**Given request**: Give the number of lines in this listing that contain the word "Widget", and nothing else.

# START OF Material for the task

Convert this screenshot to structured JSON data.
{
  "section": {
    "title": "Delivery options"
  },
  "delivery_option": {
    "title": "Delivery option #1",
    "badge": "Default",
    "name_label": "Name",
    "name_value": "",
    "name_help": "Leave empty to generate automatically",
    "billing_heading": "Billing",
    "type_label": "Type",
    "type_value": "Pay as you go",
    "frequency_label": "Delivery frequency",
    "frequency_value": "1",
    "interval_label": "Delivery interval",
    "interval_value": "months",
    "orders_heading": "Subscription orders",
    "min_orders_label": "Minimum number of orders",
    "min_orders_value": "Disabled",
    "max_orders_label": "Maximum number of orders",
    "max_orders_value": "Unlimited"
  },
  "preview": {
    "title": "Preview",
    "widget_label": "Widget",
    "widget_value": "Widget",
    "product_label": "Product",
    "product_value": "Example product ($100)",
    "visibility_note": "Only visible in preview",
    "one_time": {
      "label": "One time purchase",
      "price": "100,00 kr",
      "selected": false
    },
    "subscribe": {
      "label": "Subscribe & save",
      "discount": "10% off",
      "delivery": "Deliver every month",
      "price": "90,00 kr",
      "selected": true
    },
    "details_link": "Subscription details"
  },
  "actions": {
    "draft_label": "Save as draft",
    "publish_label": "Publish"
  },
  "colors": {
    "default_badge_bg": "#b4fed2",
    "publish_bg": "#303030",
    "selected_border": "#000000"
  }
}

# END OF Material for the task

**Exercise response**: 2